TASK OBJECTIVE:
Search the material for the word "Nigeria" and report each line where it turns up.

** begin GIVEN RECORDS **

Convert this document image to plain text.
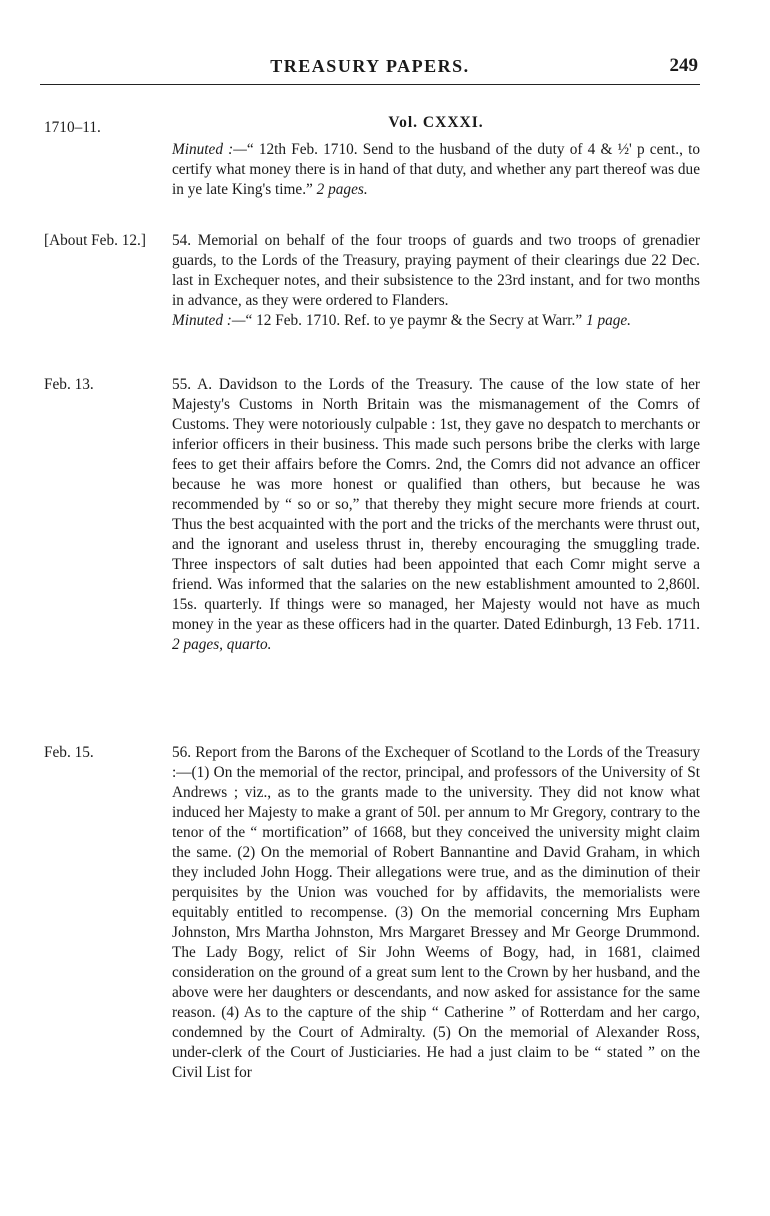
TREASURY PAPERS.	249
Vol. CXXXI.
1710–11.

Minuted :—“ 12th Feb. 1710. Send to the husband of the duty of 4 & ½' p cent., to certify what money there is in hand of that duty, and whether any part thereof was due in ye late King's time.” 2 pages.

[About Feb. 12.]	54. Memorial on behalf of the four troops of guards and two troops of grenadier guards, to the Lords of the Treasury, praying payment of their clearings due 22 Dec. last in Exchequer notes, and their subsistence to the 23rd instant, and for two months in advance, as they were ordered to Flanders.

Minuted :—“ 12 Feb. 1710. Ref. to ye paymr & the Secry at Warr.” 1 page.

Feb. 13.	55. A. Davidson to the Lords of the Treasury. The cause of the low state of her Majesty's Customs in North Britain was the mismanagement of the Comrs of Customs. They were notoriously culpable : 1st, they gave no despatch to merchants or inferior officers in their business. This made such persons bribe the clerks with large fees to get their affairs before the Comrs. 2nd, the Comrs did not advance an officer because he was more honest or qualified than others, but because he was recommended by “ so or so,” that thereby they might secure more friends at court. Thus the best acquainted with the port and the tricks of the merchants were thrust out, and the ignorant and useless thrust in, thereby encouraging the smuggling trade. Three inspectors of salt duties had been appointed that each Comr might serve a friend. Was informed that the salaries on the new establishment amounted to 2,860l. 15s. quarterly. If things were so managed, her Majesty would not have as much money in the year as these officers had in the quarter. Dated Edinburgh, 13 Feb. 1711. 2 pages, quarto.

Feb. 15.	56. Report from the Barons of the Exchequer of Scotland to the Lords of the Treasury :—(1) On the memorial of the rector, principal, and professors of the University of St Andrews ; viz., as to the grants made to the university. They did not know what induced her Majesty to make a grant of 50l. per annum to Mr Gregory, contrary to the tenor of the “ mortification” of 1668, but they conceived the university might claim the same. (2) On the memorial of Robert Bannantine and David Graham, in which they included John Hogg. Their allegations were true, and as the diminution of their perquisites by the Union was vouched for by affidavits, the memorialists were equitably entitled to recompense. (3) On the memorial concerning Mrs Eupham Johnston, Mrs Martha Johnston, Mrs Margaret Bressey and Mr George Drummond. The Lady Bogy, relict of Sir John Weems of Bogy, had, in 1681, claimed consideration on the ground of a great sum lent to the Crown by her husband, and the above were her daughters or descendants, and now asked for assistance for the same reason. (4) As to the capture of the ship “ Catherine ” of Rotterdam and her cargo, condemned by the Court of Admiralty. (5) On the memorial of Alexander Ross, under-clerk of the Court of Justiciaries. He had a just claim to be “ stated ” on the Civil List for
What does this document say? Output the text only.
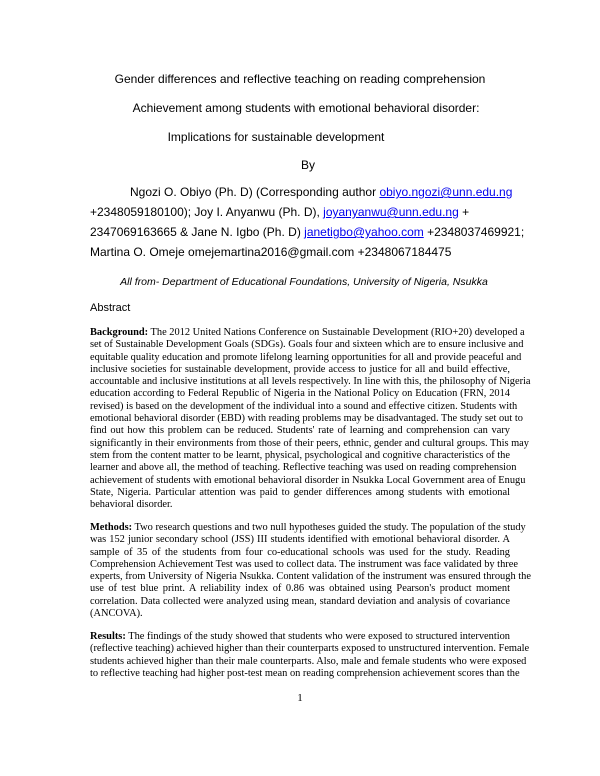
Gender differences and reflective teaching on reading comprehension
Achievement among students with emotional behavioral disorder:
Implications for sustainable development
By
Ngozi O. Obiyo (Ph. D) (Corresponding author obiyo.ngozi@unn.edu.ng
+2348059180100); Joy I. Anyanwu (Ph. D), joyanyanwu@unn.edu.ng +
2347069163665 & Jane N. Igbo (Ph. D) janetigbo@yahoo.com +2348037469921;
Martina O. Omeje omejemartina2016@gmail.com +2348067184475
All from- Department of Educational Foundations, University of Nigeria, Nsukka
Abstract
Background: The 2012 United Nations Conference on Sustainable Development (RIO+20) developed a
set of Sustainable Development Goals (SDGs). Goals four and sixteen which are to ensure inclusive and
equitable quality education and promote lifelong learning opportunities for all and provide peaceful and
inclusive societies for sustainable development, provide access to justice for all and build effective,
accountable and inclusive institutions at all levels respectively. In line with this, the philosophy of Nigeria
education according to Federal Republic of Nigeria in the National Policy on Education (FRN, 2014
revised) is based on the development of the individual into a sound and effective citizen. Students with
emotional behavioral disorder (EBD) with reading problems may be disadvantaged. The study set out to
find out how this problem can be reduced. Students' rate of learning and comprehension can vary
significantly in their environments from those of their peers, ethnic, gender and cultural groups. This may
stem from the content matter to be learnt, physical, psychological and cognitive characteristics of the
learner and above all, the method of teaching. Reflective teaching was used on reading comprehension
achievement of students with emotional behavioral disorder in Nsukka Local Government area of Enugu
State, Nigeria. Particular attention was paid to gender differences among students with emotional
behavioral disorder.
Methods: Two research questions and two null hypotheses guided the study. The population of the study
was 152 junior secondary school (JSS) III students identified with emotional behavioral disorder. A
sample of 35 of the students from four co-educational schools was used for the study. Reading
Comprehension Achievement Test was used to collect data. The instrument was face validated by three
experts, from University of Nigeria Nsukka. Content validation of the instrument was ensured through the
use of test blue print. A reliability index of 0.86 was obtained using Pearson's product moment
correlation. Data collected were analyzed using mean, standard deviation and analysis of covariance
(ANCOVA).
Results: The findings of the study showed that students who were exposed to structured intervention
(reflective teaching) achieved higher than their counterparts exposed to unstructured intervention. Female
students achieved higher than their male counterparts. Also, male and female students who were exposed
to reflective teaching had higher post-test mean on reading comprehension achievement scores than the
1
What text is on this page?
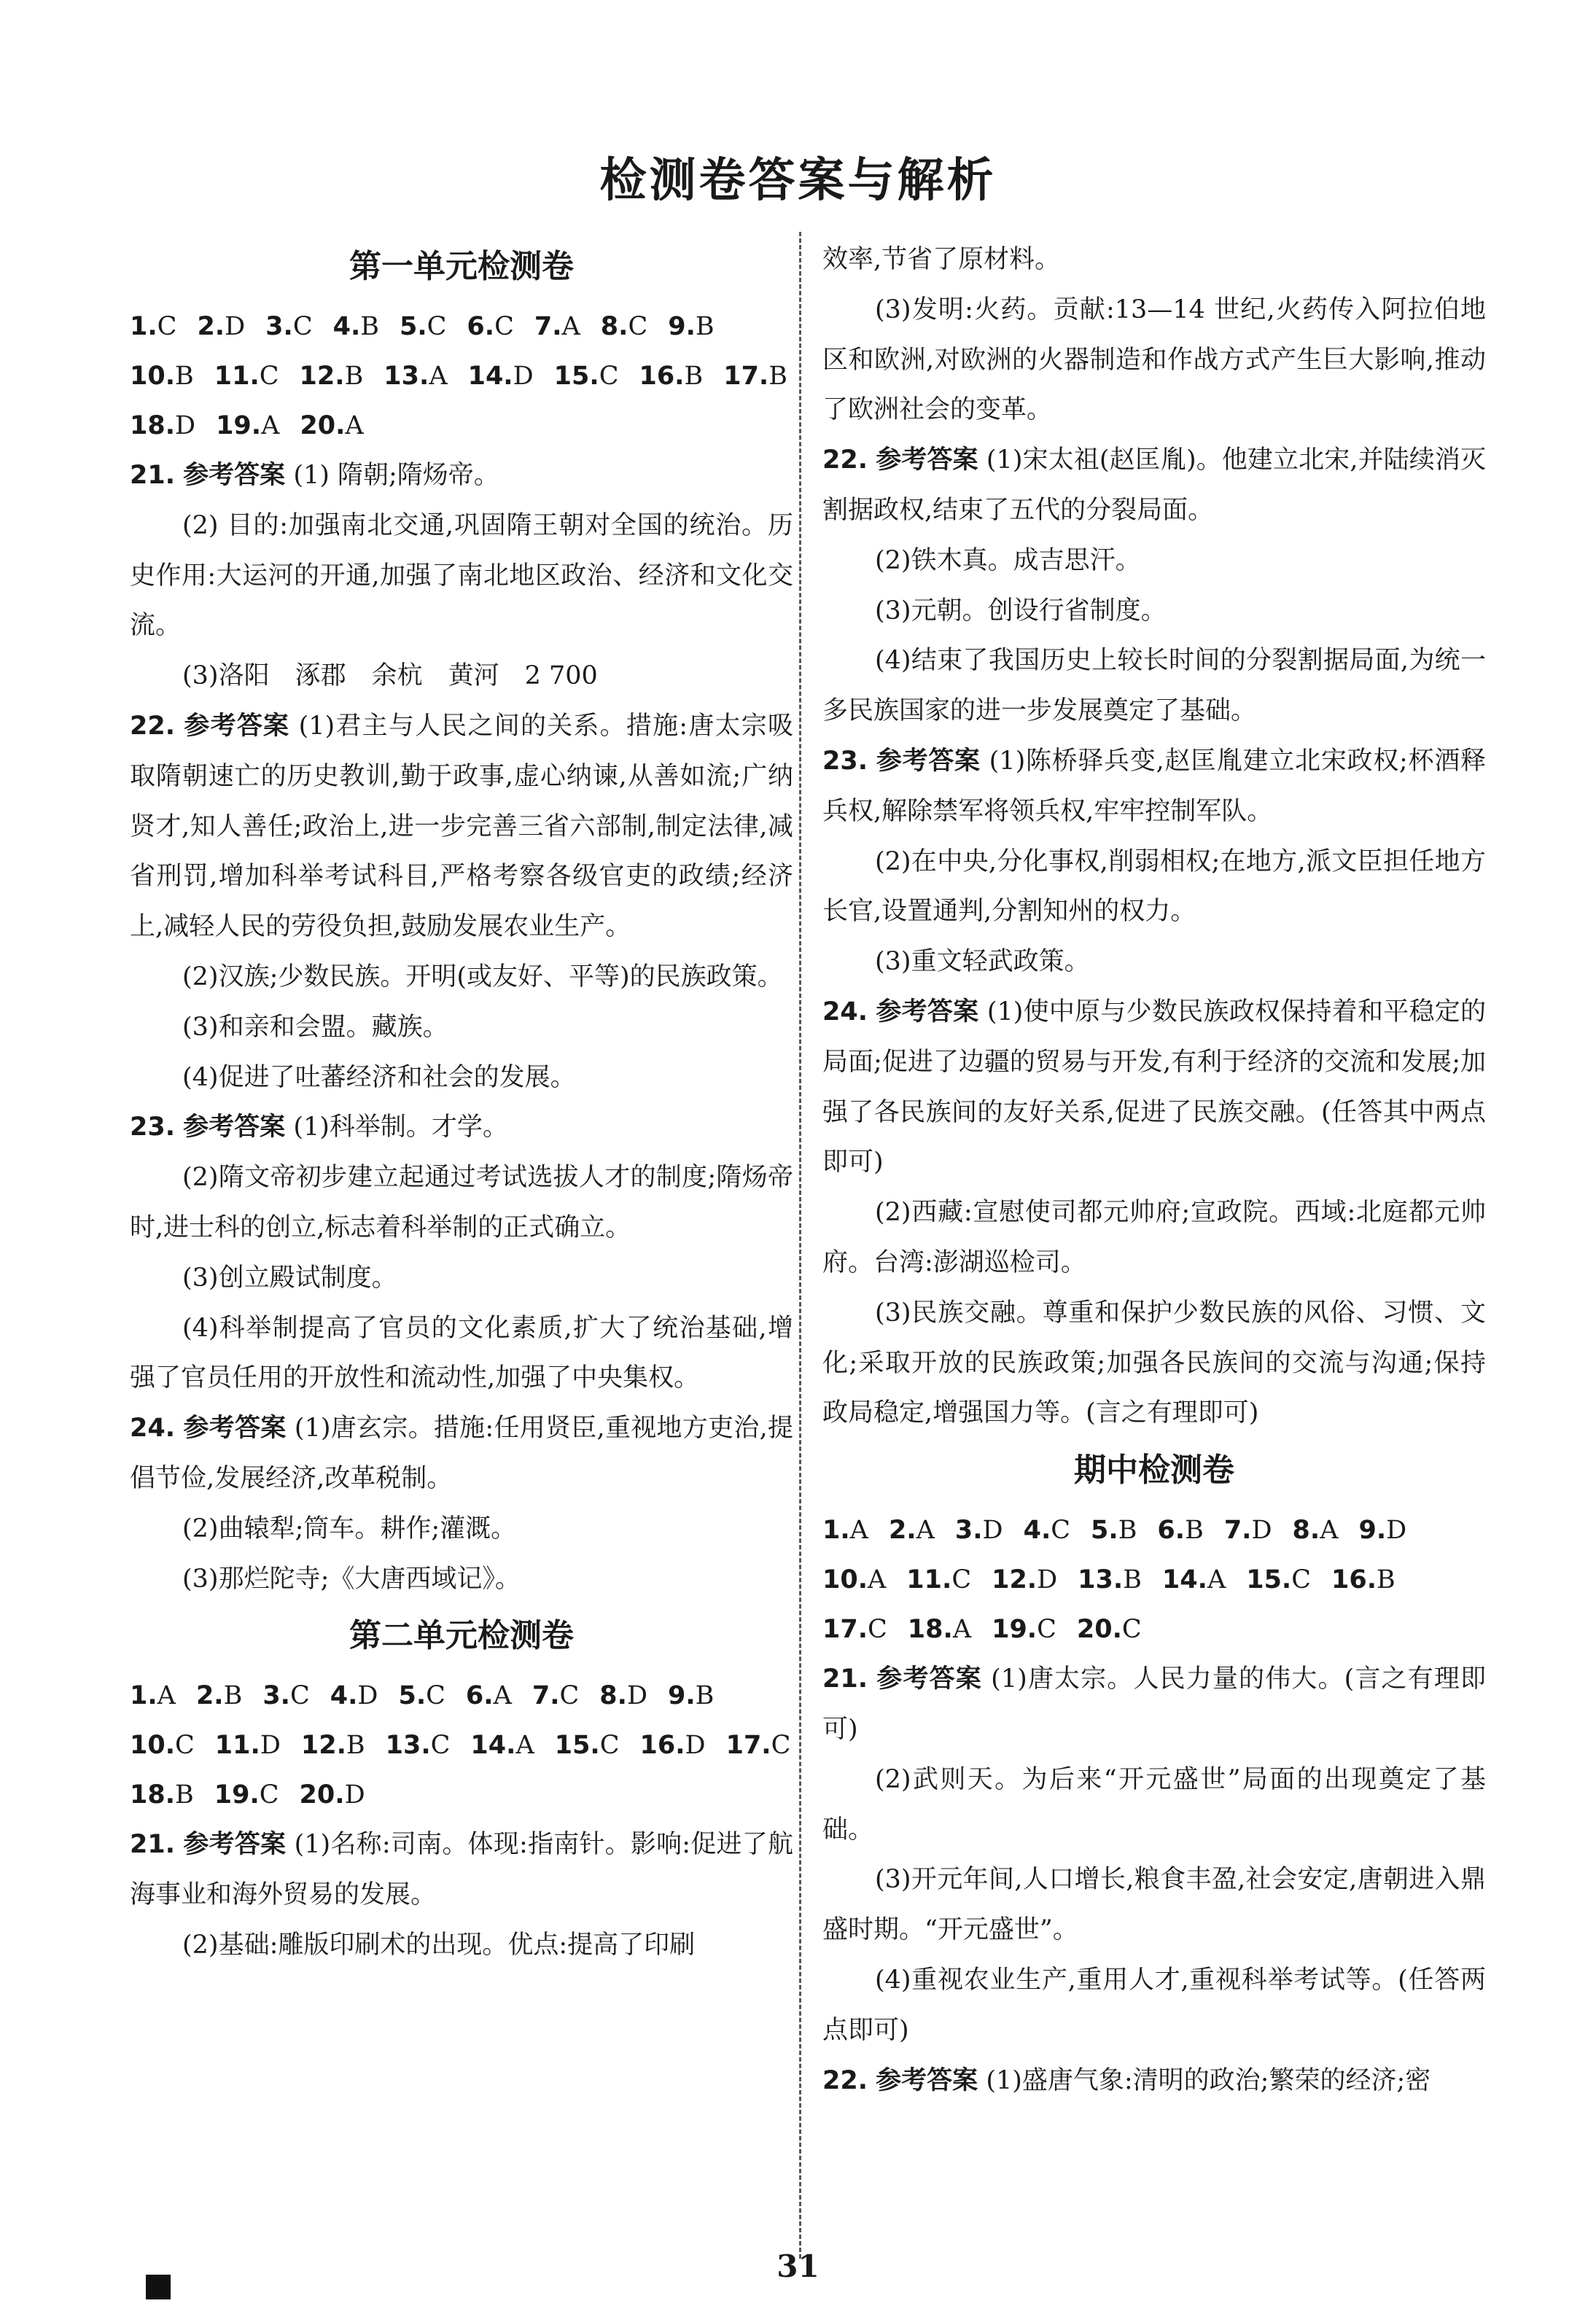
检测卷答案与解析
第一单元检测卷
1.C 2.D 3.C 4.B 5.C 6.C 7.A 8.C 9.B
10.B 11.C 12.B 13.A 14.D 15.C 16.B 17.B
18.D 19.A 20.A

21. 参考答案 (1) 隋朝;隋炀帝。

(2) 目的:加强南北交通,巩固隋王朝对全国的统治。历史作用:大运河的开通,加强了南北地区政治、经济和文化交流。

(3)洛阳　涿郡　余杭　黄河　2 700

22. 参考答案 (1)君主与人民之间的关系。措施:唐太宗吸取隋朝速亡的历史教训,勤于政事,虚心纳谏,从善如流;广纳贤才,知人善任;政治上,进一步完善三省六部制,制定法律,减省刑罚,增加科举考试科目,严格考察各级官吏的政绩;经济上,减轻人民的劳役负担,鼓励发展农业生产。

(2)汉族;少数民族。开明(或友好、平等)的民族政策。

(3)和亲和会盟。藏族。

(4)促进了吐蕃经济和社会的发展。

23. 参考答案 (1)科举制。才学。

(2)隋文帝初步建立起通过考试选拔人才的制度;隋炀帝时,进士科的创立,标志着科举制的正式确立。

(3)创立殿试制度。

(4)科举制提高了官员的文化素质,扩大了统治基础,增强了官员任用的开放性和流动性,加强了中央集权。

24. 参考答案 (1)唐玄宗。措施:任用贤臣,重视地方吏治,提倡节俭,发展经济,改革税制。

(2)曲辕犁;筒车。耕作;灌溉。

(3)那烂陀寺;《大唐西域记》。

第二单元检测卷
1.A 2.B 3.C 4.D 5.C 6.A 7.C 8.D 9.B
10.C 11.D 12.B 13.C 14.A 15.C 16.D 17.C
18.B 19.C 20.D

21. 参考答案 (1)名称:司南。体现:指南针。影响:促进了航海事业和海外贸易的发展。

(2)基础:雕版印刷术的出现。优点:提高了印刷

效率,节省了原材料。

(3)发明:火药。贡献:13—14 世纪,火药传入阿拉伯地区和欧洲,对欧洲的火器制造和作战方式产生巨大影响,推动了欧洲社会的变革。

22. 参考答案 (1)宋太祖(赵匡胤)。他建立北宋,并陆续消灭割据政权,结束了五代的分裂局面。

(2)铁木真。成吉思汗。

(3)元朝。创设行省制度。

(4)结束了我国历史上较长时间的分裂割据局面,为统一多民族国家的进一步发展奠定了基础。

23. 参考答案 (1)陈桥驿兵变,赵匡胤建立北宋政权;杯酒释兵权,解除禁军将领兵权,牢牢控制军队。

(2)在中央,分化事权,削弱相权;在地方,派文臣担任地方长官,设置通判,分割知州的权力。

(3)重文轻武政策。

24. 参考答案 (1)使中原与少数民族政权保持着和平稳定的局面;促进了边疆的贸易与开发,有利于经济的交流和发展;加强了各民族间的友好关系,促进了民族交融。(任答其中两点即可)

(2)西藏:宣慰使司都元帅府;宣政院。西域:北庭都元帅府。台湾:澎湖巡检司。

(3)民族交融。尊重和保护少数民族的风俗、习惯、文化;采取开放的民族政策;加强各民族间的交流与沟通;保持政局稳定,增强国力等。(言之有理即可)

期中检测卷
1.A 2.A 3.D 4.C 5.B 6.B 7.D 8.A 9.D
10.A 11.C 12.D 13.B 14.A 15.C 16.B
17.C 18.A 19.C 20.C

21. 参考答案 (1)唐太宗。人民力量的伟大。(言之有理即可)

(2)武则天。为后来“开元盛世”局面的出现奠定了基础。

(3)开元年间,人口增长,粮食丰盈,社会安定,唐朝进入鼎盛时期。“开元盛世”。

(4)重视农业生产,重用人才,重视科举考试等。(任答两点即可)

22. 参考答案 (1)盛唐气象:清明的政治;繁荣的经济;密

31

** end GIVEN RECORDS **

FINAL RESULT:
All from- Department of Educational Foundations, University of Nigeria, Nsukka
accountable and inclusive institutions at all levels respectively. In line with this, the philosophy of Nigeria
education according to Federal Republic of Nigeria in the National Policy on Education (FRN, 2014
State, Nigeria. Particular attention was paid to gender differences among students with emotional
experts, from University of Nigeria Nsukka. Content validation of the instrument was ensured through the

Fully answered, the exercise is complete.